* **Task prompt**:
Output all the data exactly. Pictures do not belong in the copy.

* **Rows**:

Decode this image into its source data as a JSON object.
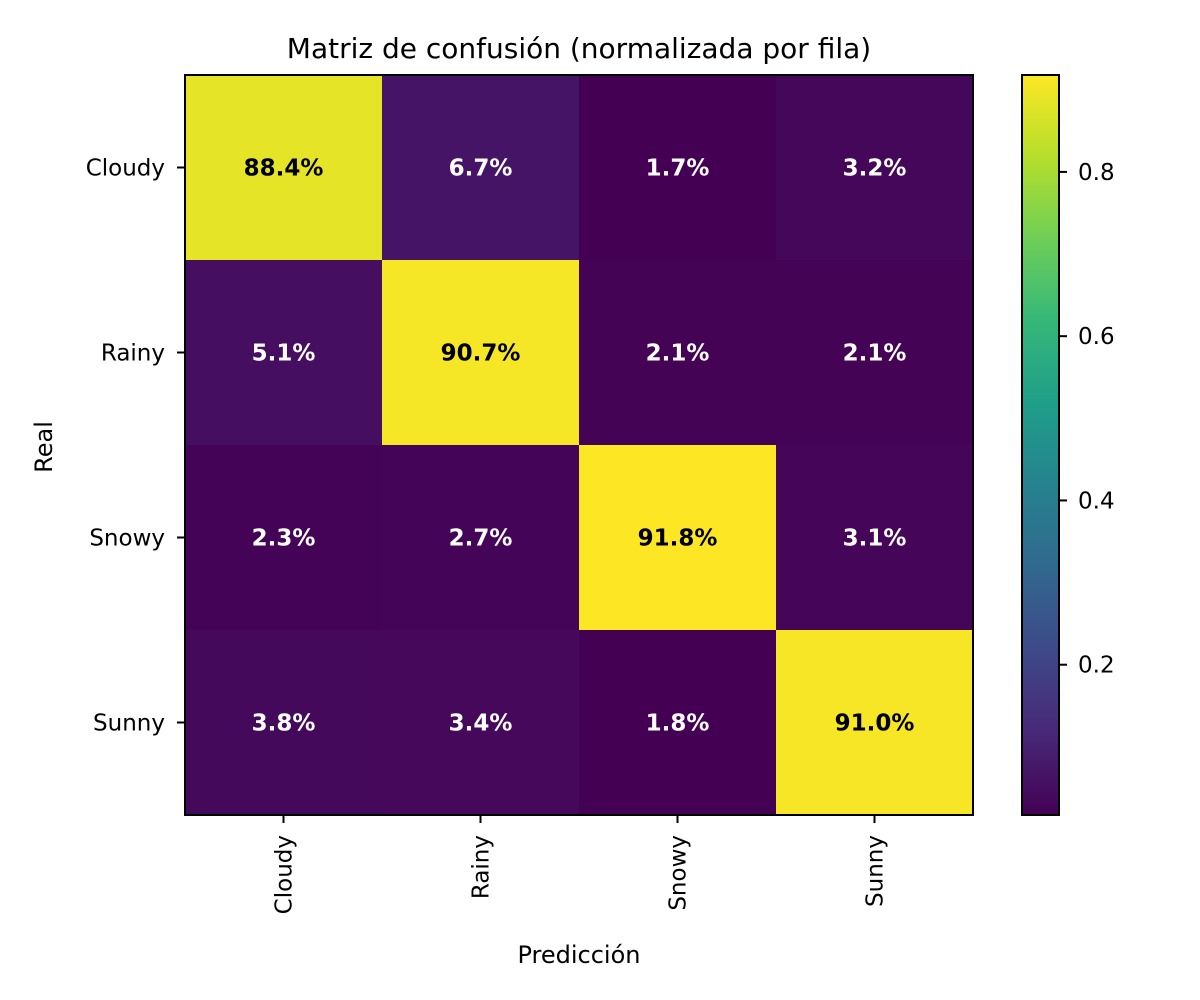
{
  "chart_data": {
    "type": "heatmap",
    "title": "Matriz de confusión (normalizada por fila)",
    "xlabel": "Predicción",
    "ylabel": "Real",
    "x_categories": [
      "Cloudy",
      "Rainy",
      "Snowy",
      "Sunny"
    ],
    "y_categories": [
      "Cloudy",
      "Rainy",
      "Snowy",
      "Sunny"
    ],
    "values": [
      [
        0.884,
        0.067,
        0.017,
        0.032
      ],
      [
        0.051,
        0.907,
        0.021,
        0.021
      ],
      [
        0.023,
        0.027,
        0.918,
        0.031
      ],
      [
        0.038,
        0.034,
        0.018,
        0.91
      ]
    ],
    "cell_labels": [
      [
        "88.4%",
        "6.7%",
        "1.7%",
        "3.2%"
      ],
      [
        "5.1%",
        "90.7%",
        "2.1%",
        "2.1%"
      ],
      [
        "2.3%",
        "2.7%",
        "91.8%",
        "3.1%"
      ],
      [
        "3.8%",
        "3.4%",
        "1.8%",
        "91.0%"
      ]
    ],
    "colormap": "viridis",
    "colorbar": {
      "range": [
        0.017,
        0.918
      ],
      "ticks": [
        0.2,
        0.4,
        0.6,
        0.8
      ],
      "tick_labels": [
        "0.2",
        "0.4",
        "0.6",
        "0.8"
      ]
    }
  }
}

* **Solution**:
Decode this image into its source data as a JSON object.
{
  "chart_data": {
    "type": "heatmap",
    "title": "Matriz de confusión (normalizada por fila)",
    "xlabel": "Predicción",
    "ylabel": "Real",
    "x_categories": [
      "Cloudy",
      "Rainy",
      "Snowy",
      "Sunny"
    ],
    "y_categories": [
      "Cloudy",
      "Rainy",
      "Snowy",
      "Sunny"
    ],
    "values": [
      [
        0.884,
        0.067,
        0.017,
        0.032
      ],
      [
        0.051,
        0.907,
        0.021,
        0.021
      ],
      [
        0.023,
        0.027,
        0.918,
        0.031
      ],
      [
        0.038,
        0.034,
        0.018,
        0.91
      ]
    ],
    "cell_labels": [
      [
        "88.4%",
        "6.7%",
        "1.7%",
        "3.2%"
      ],
      [
        "5.1%",
        "90.7%",
        "2.1%",
        "2.1%"
      ],
      [
        "2.3%",
        "2.7%",
        "91.8%",
        "3.1%"
      ],
      [
        "3.8%",
        "3.4%",
        "1.8%",
        "91.0%"
      ]
    ],
    "colormap": "viridis",
    "colorbar": {
      "range": [
        0.017,
        0.918
      ],
      "ticks": [
        0.2,
        0.4,
        0.6,
        0.8
      ],
      "tick_labels": [
        "0.2",
        "0.4",
        "0.6",
        "0.8"
      ]
    }
  }
}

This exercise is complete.